━━━ INPUT MATERIAL ━━━

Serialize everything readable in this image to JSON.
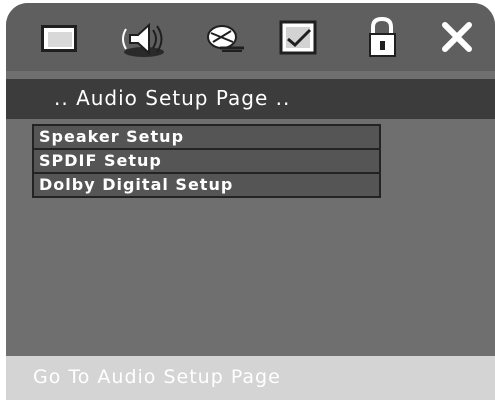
{
  "toolbar": {
    "icons": [
      {
        "name": "general-setup-icon"
      },
      {
        "name": "audio-setup-icon"
      },
      {
        "name": "video-setup-icon"
      },
      {
        "name": "preference-icon"
      },
      {
        "name": "password-lock-icon"
      },
      {
        "name": "exit-icon"
      }
    ],
    "selected": "audio-setup-icon"
  },
  "page": {
    "title": ".. Audio Setup Page .."
  },
  "menu": {
    "items": [
      {
        "label": "Speaker Setup"
      },
      {
        "label": "SPDIF Setup"
      },
      {
        "label": "Dolby Digital Setup"
      }
    ]
  },
  "status": {
    "text": "Go To Audio Setup Page"
  },
  "colors": {
    "panel": "#6f6f6f",
    "toolbar": "#5f5f5f",
    "title_bar": "#3c3c3c",
    "menu_item": "#555555",
    "status_bar": "#d4d4d4",
    "text": "#ffffff"
  }
}
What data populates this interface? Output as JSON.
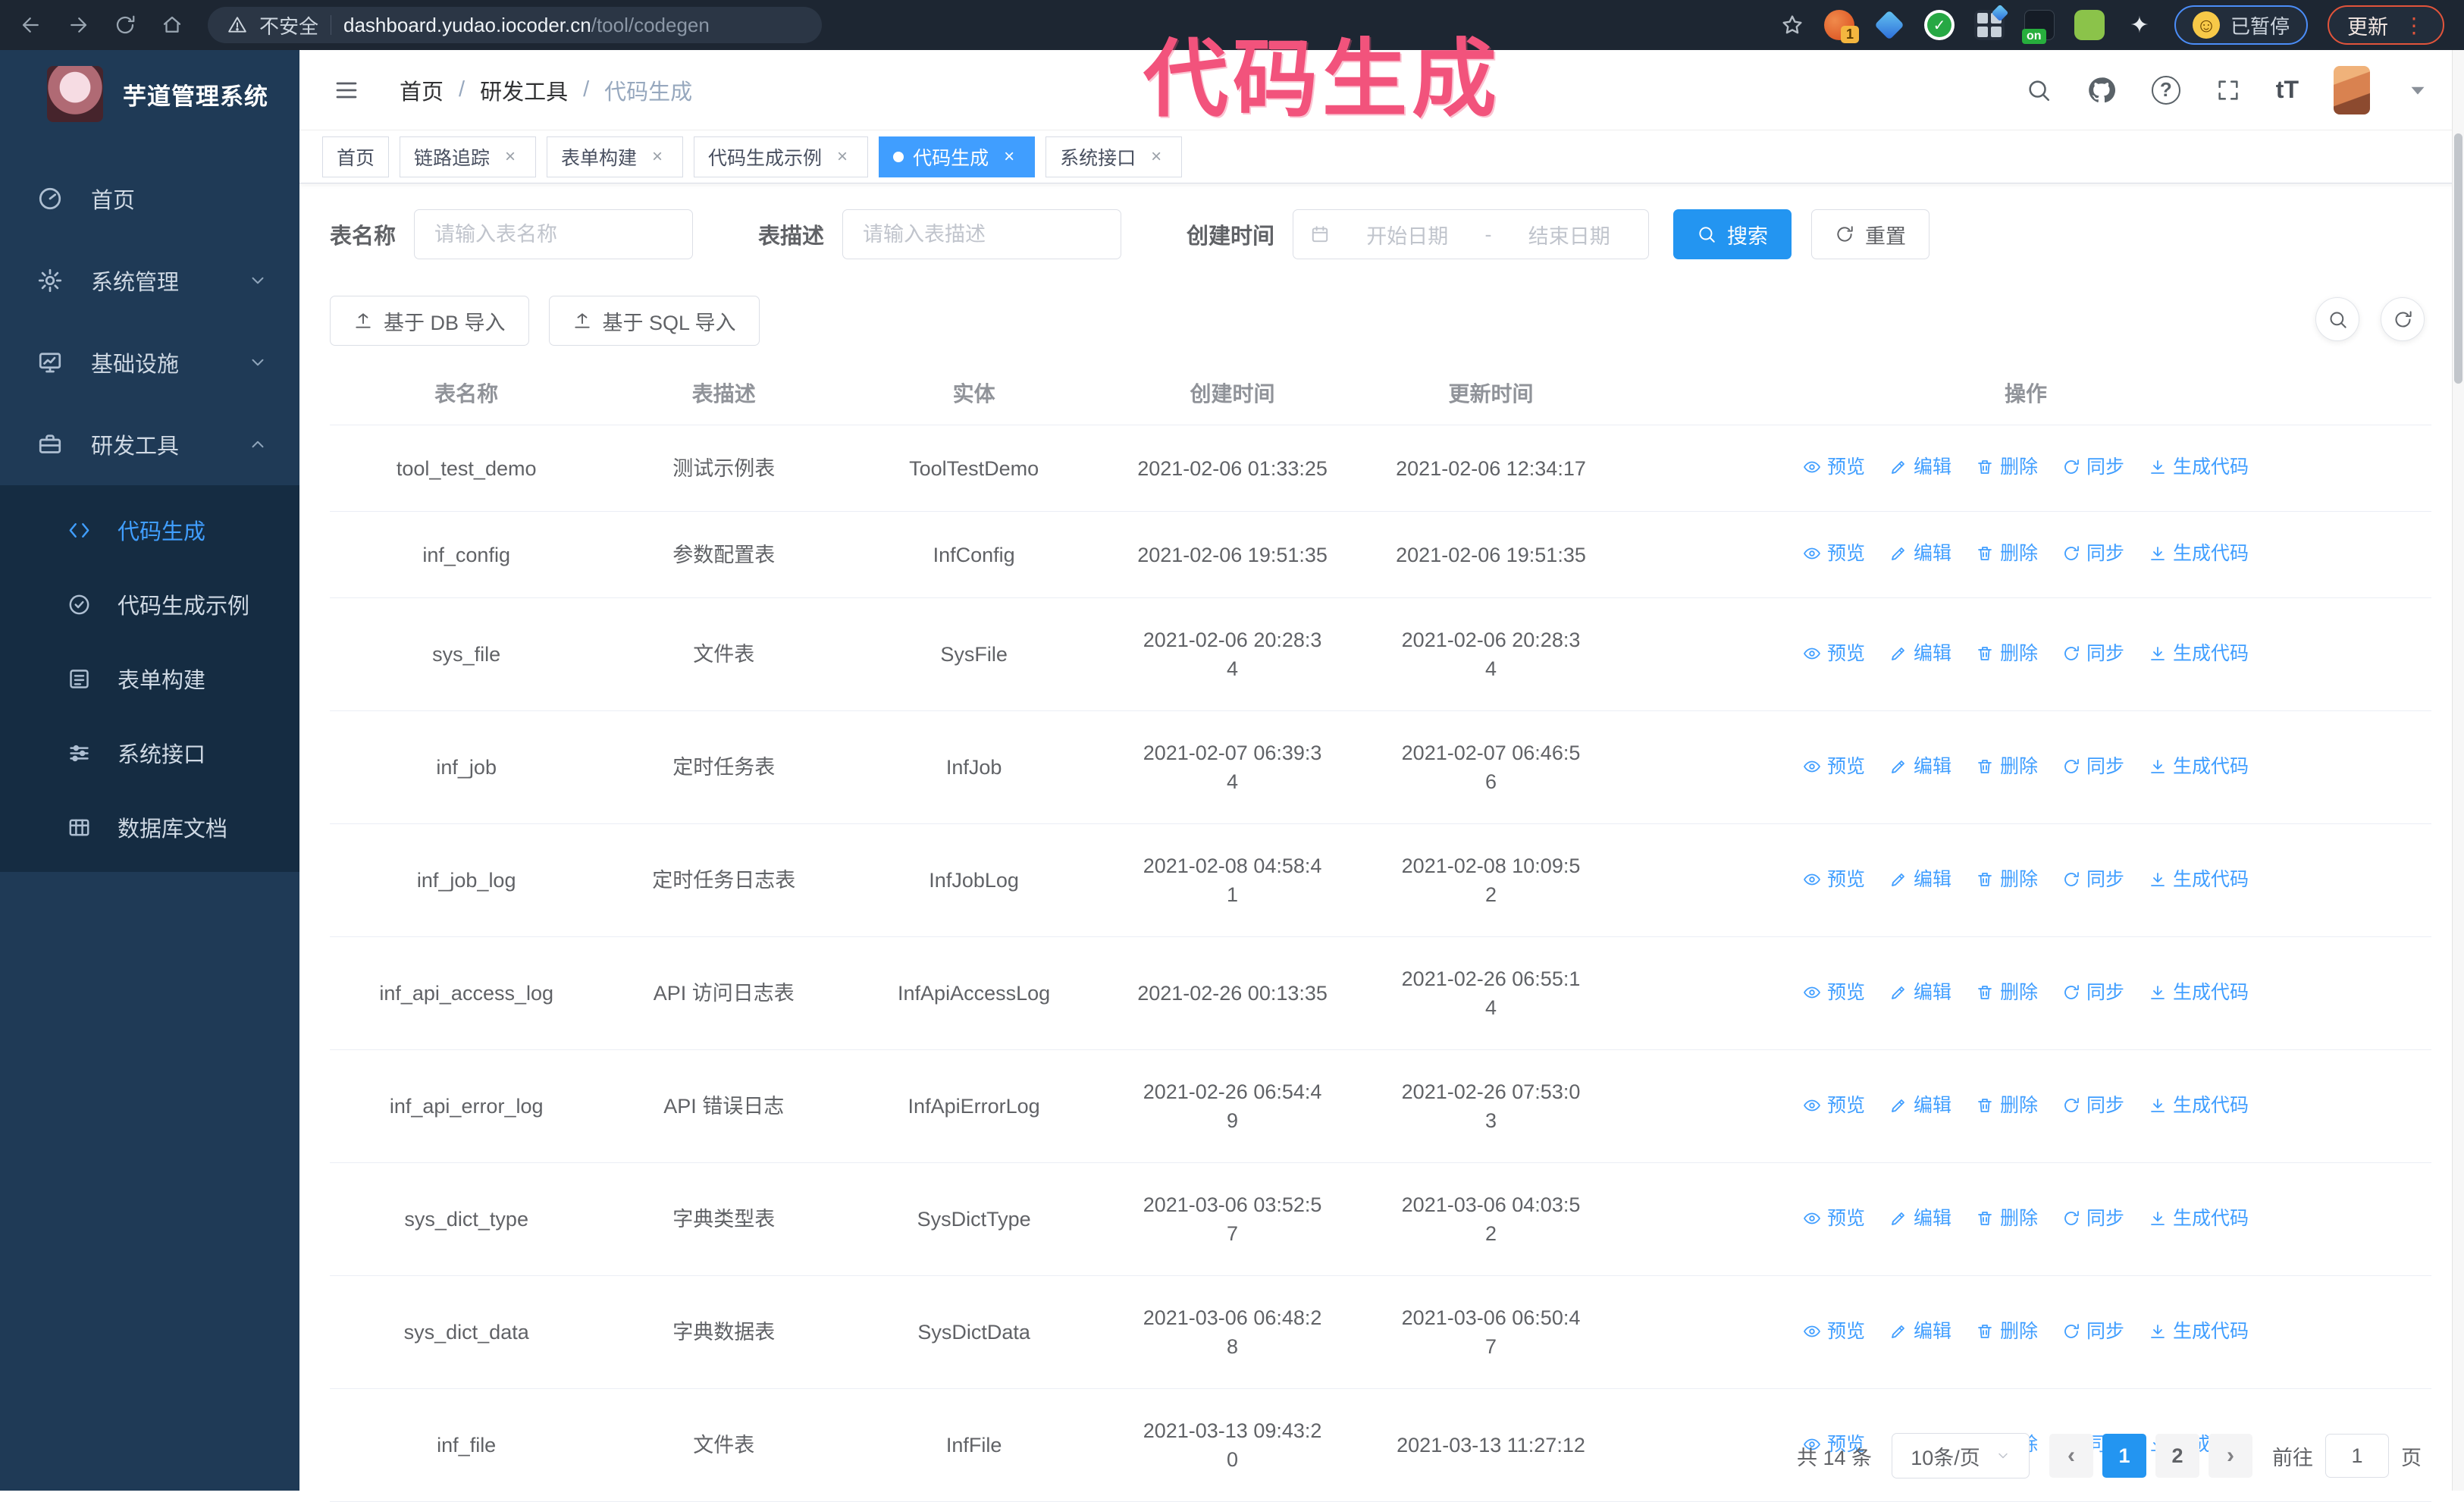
{
  "colors": {
    "accent": "#409eff",
    "primary_button": "#2395f1",
    "overlay_pink": "#f2537c",
    "sidebar_bg": "#1f3a56",
    "submenu_bg": "#152c42",
    "chrome_bg": "#1d2632"
  },
  "browser": {
    "security_label": "不安全",
    "url_host": "dashboard.yudao.iocoder.cn",
    "url_path": "/tool/codegen",
    "ext_badge": "1",
    "ext_on_label": "on",
    "paused_label": "已暂停",
    "update_label": "更新"
  },
  "overlay": {
    "text": "代码生成"
  },
  "sidebar": {
    "title": "芋道管理系统",
    "menu": [
      {
        "key": "home",
        "label": "首页",
        "icon": "dashboard-icon",
        "chevron": null
      },
      {
        "key": "system",
        "label": "系统管理",
        "icon": "gear-icon",
        "chevron": "down"
      },
      {
        "key": "infra",
        "label": "基础设施",
        "icon": "monitor-icon",
        "chevron": "down"
      },
      {
        "key": "devtools",
        "label": "研发工具",
        "icon": "toolbox-icon",
        "chevron": "up"
      }
    ],
    "submenu": [
      {
        "key": "codegen",
        "label": "代码生成",
        "icon": "code-icon",
        "active": true
      },
      {
        "key": "codegen-example",
        "label": "代码生成示例",
        "icon": "badge-check-icon",
        "active": false
      },
      {
        "key": "form-builder",
        "label": "表单构建",
        "icon": "form-icon",
        "active": false
      },
      {
        "key": "system-api",
        "label": "系统接口",
        "icon": "sliders-icon",
        "active": false
      },
      {
        "key": "db-doc",
        "label": "数据库文档",
        "icon": "table-grid-icon",
        "active": false
      }
    ]
  },
  "navbar": {
    "breadcrumb": [
      "首页",
      "研发工具",
      "代码生成"
    ]
  },
  "tabs": [
    {
      "key": "home",
      "label": "首页",
      "closable": false,
      "active": false
    },
    {
      "key": "tracing",
      "label": "链路追踪",
      "closable": true,
      "active": false
    },
    {
      "key": "form-builder",
      "label": "表单构建",
      "closable": true,
      "active": false
    },
    {
      "key": "codegen-example",
      "label": "代码生成示例",
      "closable": true,
      "active": false
    },
    {
      "key": "codegen",
      "label": "代码生成",
      "closable": true,
      "active": true
    },
    {
      "key": "system-api",
      "label": "系统接口",
      "closable": true,
      "active": false
    }
  ],
  "filters": {
    "name_label": "表名称",
    "name_placeholder": "请输入表名称",
    "desc_label": "表描述",
    "desc_placeholder": "请输入表描述",
    "time_label": "创建时间",
    "start_placeholder": "开始日期",
    "range_separator": "-",
    "end_placeholder": "结束日期",
    "search_label": "搜索",
    "reset_label": "重置"
  },
  "toolbar": {
    "import_db_label": "基于 DB 导入",
    "import_sql_label": "基于 SQL 导入"
  },
  "table": {
    "columns": [
      "表名称",
      "表描述",
      "实体",
      "创建时间",
      "更新时间",
      "操作"
    ],
    "ops": [
      {
        "key": "preview",
        "label": "预览",
        "icon": "eye-icon"
      },
      {
        "key": "edit",
        "label": "编辑",
        "icon": "edit-icon"
      },
      {
        "key": "delete",
        "label": "删除",
        "icon": "delete-icon"
      },
      {
        "key": "sync",
        "label": "同步",
        "icon": "sync-icon"
      },
      {
        "key": "generate",
        "label": "生成代码",
        "icon": "download-icon"
      }
    ],
    "rows": [
      {
        "name": "tool_test_demo",
        "desc": "测试示例表",
        "entity": "ToolTestDemo",
        "created": "2021-02-06 01:33:25",
        "updated": "2021-02-06 12:34:17"
      },
      {
        "name": "inf_config",
        "desc": "参数配置表",
        "entity": "InfConfig",
        "created": "2021-02-06 19:51:35",
        "updated": "2021-02-06 19:51:35"
      },
      {
        "name": "sys_file",
        "desc": "文件表",
        "entity": "SysFile",
        "created": "2021-02-06 20:28:3\n4",
        "updated": "2021-02-06 20:28:3\n4"
      },
      {
        "name": "inf_job",
        "desc": "定时任务表",
        "entity": "InfJob",
        "created": "2021-02-07 06:39:3\n4",
        "updated": "2021-02-07 06:46:5\n6"
      },
      {
        "name": "inf_job_log",
        "desc": "定时任务日志表",
        "entity": "InfJobLog",
        "created": "2021-02-08 04:58:4\n1",
        "updated": "2021-02-08 10:09:5\n2"
      },
      {
        "name": "inf_api_access_log",
        "desc": "API 访问日志表",
        "entity": "InfApiAccessLog",
        "created": "2021-02-26 00:13:35",
        "updated": "2021-02-26 06:55:1\n4"
      },
      {
        "name": "inf_api_error_log",
        "desc": "API 错误日志",
        "entity": "InfApiErrorLog",
        "created": "2021-02-26 06:54:4\n9",
        "updated": "2021-02-26 07:53:0\n3"
      },
      {
        "name": "sys_dict_type",
        "desc": "字典类型表",
        "entity": "SysDictType",
        "created": "2021-03-06 03:52:5\n7",
        "updated": "2021-03-06 04:03:5\n2"
      },
      {
        "name": "sys_dict_data",
        "desc": "字典数据表",
        "entity": "SysDictData",
        "created": "2021-03-06 06:48:2\n8",
        "updated": "2021-03-06 06:50:4\n7"
      },
      {
        "name": "inf_file",
        "desc": "文件表",
        "entity": "InfFile",
        "created": "2021-03-13 09:43:2\n0",
        "updated": "2021-03-13 11:27:12"
      }
    ]
  },
  "pagination": {
    "total": "共 14 条",
    "page_size": "10条/页",
    "pages": [
      "1",
      "2"
    ],
    "active_page": "1",
    "goto_label": "前往",
    "goto_value": "1",
    "page_unit": "页"
  }
}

━━━

=== WRITTEN REQUEST ===
Without including any pictures, print all of the material exactly as given.

=== ANSWER TO THE EXERCISE ===
Serialize everything readable in this image to JSON.
{
  "toolbar": {
    "icons": [
      {
        "name": "general-setup-icon"
      },
      {
        "name": "audio-setup-icon"
      },
      {
        "name": "video-setup-icon"
      },
      {
        "name": "preference-icon"
      },
      {
        "name": "password-lock-icon"
      },
      {
        "name": "exit-icon"
      }
    ],
    "selected": "audio-setup-icon"
  },
  "page": {
    "title": ".. Audio Setup Page .."
  },
  "menu": {
    "items": [
      {
        "label": "Speaker Setup"
      },
      {
        "label": "SPDIF Setup"
      },
      {
        "label": "Dolby Digital Setup"
      }
    ]
  },
  "status": {
    "text": "Go To Audio Setup Page"
  },
  "colors": {
    "panel": "#6f6f6f",
    "toolbar": "#5f5f5f",
    "title_bar": "#3c3c3c",
    "menu_item": "#555555",
    "status_bar": "#d4d4d4",
    "text": "#ffffff"
  }
}
What data populates this interface? Output as JSON.
{
  "colors": {
    "accent": "#409eff",
    "primary_button": "#2395f1",
    "overlay_pink": "#f2537c",
    "sidebar_bg": "#1f3a56",
    "submenu_bg": "#152c42",
    "chrome_bg": "#1d2632"
  },
  "browser": {
    "security_label": "不安全",
    "url_host": "dashboard.yudao.iocoder.cn",
    "url_path": "/tool/codegen",
    "ext_badge": "1",
    "ext_on_label": "on",
    "paused_label": "已暂停",
    "update_label": "更新"
  },
  "overlay": {
    "text": "代码生成"
  },
  "sidebar": {
    "title": "芋道管理系统",
    "menu": [
      {
        "key": "home",
        "label": "首页",
        "icon": "dashboard-icon",
        "chevron": null
      },
      {
        "key": "system",
        "label": "系统管理",
        "icon": "gear-icon",
        "chevron": "down"
      },
      {
        "key": "infra",
        "label": "基础设施",
        "icon": "monitor-icon",
        "chevron": "down"
      },
      {
        "key": "devtools",
        "label": "研发工具",
        "icon": "toolbox-icon",
        "chevron": "up"
      }
    ],
    "submenu": [
      {
        "key": "codegen",
        "label": "代码生成",
        "icon": "code-icon",
        "active": true
      },
      {
        "key": "codegen-example",
        "label": "代码生成示例",
        "icon": "badge-check-icon",
        "active": false
      },
      {
        "key": "form-builder",
        "label": "表单构建",
        "icon": "form-icon",
        "active": false
      },
      {
        "key": "system-api",
        "label": "系统接口",
        "icon": "sliders-icon",
        "active": false
      },
      {
        "key": "db-doc",
        "label": "数据库文档",
        "icon": "table-grid-icon",
        "active": false
      }
    ]
  },
  "navbar": {
    "breadcrumb": [
      "首页",
      "研发工具",
      "代码生成"
    ]
  },
  "tabs": [
    {
      "key": "home",
      "label": "首页",
      "closable": false,
      "active": false
    },
    {
      "key": "tracing",
      "label": "链路追踪",
      "closable": true,
      "active": false
    },
    {
      "key": "form-builder",
      "label": "表单构建",
      "closable": true,
      "active": false
    },
    {
      "key": "codegen-example",
      "label": "代码生成示例",
      "closable": true,
      "active": false
    },
    {
      "key": "codegen",
      "label": "代码生成",
      "closable": true,
      "active": true
    },
    {
      "key": "system-api",
      "label": "系统接口",
      "closable": true,
      "active": false
    }
  ],
  "filters": {
    "name_label": "表名称",
    "name_placeholder": "请输入表名称",
    "desc_label": "表描述",
    "desc_placeholder": "请输入表描述",
    "time_label": "创建时间",
    "start_placeholder": "开始日期",
    "range_separator": "-",
    "end_placeholder": "结束日期",
    "search_label": "搜索",
    "reset_label": "重置"
  },
  "toolbar": {
    "import_db_label": "基于 DB 导入",
    "import_sql_label": "基于 SQL 导入"
  },
  "table": {
    "columns": [
      "表名称",
      "表描述",
      "实体",
      "创建时间",
      "更新时间",
      "操作"
    ],
    "ops": [
      {
        "key": "preview",
        "label": "预览",
        "icon": "eye-icon"
      },
      {
        "key": "edit",
        "label": "编辑",
        "icon": "edit-icon"
      },
      {
        "key": "delete",
        "label": "删除",
        "icon": "delete-icon"
      },
      {
        "key": "sync",
        "label": "同步",
        "icon": "sync-icon"
      },
      {
        "key": "generate",
        "label": "生成代码",
        "icon": "download-icon"
      }
    ],
    "rows": [
      {
        "name": "tool_test_demo",
        "desc": "测试示例表",
        "entity": "ToolTestDemo",
        "created": "2021-02-06 01:33:25",
        "updated": "2021-02-06 12:34:17"
      },
      {
        "name": "inf_config",
        "desc": "参数配置表",
        "entity": "InfConfig",
        "created": "2021-02-06 19:51:35",
        "updated": "2021-02-06 19:51:35"
      },
      {
        "name": "sys_file",
        "desc": "文件表",
        "entity": "SysFile",
        "created": "2021-02-06 20:28:3\n4",
        "updated": "2021-02-06 20:28:3\n4"
      },
      {
        "name": "inf_job",
        "desc": "定时任务表",
        "entity": "InfJob",
        "created": "2021-02-07 06:39:3\n4",
        "updated": "2021-02-07 06:46:5\n6"
      },
      {
        "name": "inf_job_log",
        "desc": "定时任务日志表",
        "entity": "InfJobLog",
        "created": "2021-02-08 04:58:4\n1",
        "updated": "2021-02-08 10:09:5\n2"
      },
      {
        "name": "inf_api_access_log",
        "desc": "API 访问日志表",
        "entity": "InfApiAccessLog",
        "created": "2021-02-26 00:13:35",
        "updated": "2021-02-26 06:55:1\n4"
      },
      {
        "name": "inf_api_error_log",
        "desc": "API 错误日志",
        "entity": "InfApiErrorLog",
        "created": "2021-02-26 06:54:4\n9",
        "updated": "2021-02-26 07:53:0\n3"
      },
      {
        "name": "sys_dict_type",
        "desc": "字典类型表",
        "entity": "SysDictType",
        "created": "2021-03-06 03:52:5\n7",
        "updated": "2021-03-06 04:03:5\n2"
      },
      {
        "name": "sys_dict_data",
        "desc": "字典数据表",
        "entity": "SysDictData",
        "created": "2021-03-06 06:48:2\n8",
        "updated": "2021-03-06 06:50:4\n7"
      },
      {
        "name": "inf_file",
        "desc": "文件表",
        "entity": "InfFile",
        "created": "2021-03-13 09:43:2\n0",
        "updated": "2021-03-13 11:27:12"
      }
    ]
  },
  "pagination": {
    "total": "共 14 条",
    "page_size": "10条/页",
    "pages": [
      "1",
      "2"
    ],
    "active_page": "1",
    "goto_label": "前往",
    "goto_value": "1",
    "page_unit": "页"
  }
}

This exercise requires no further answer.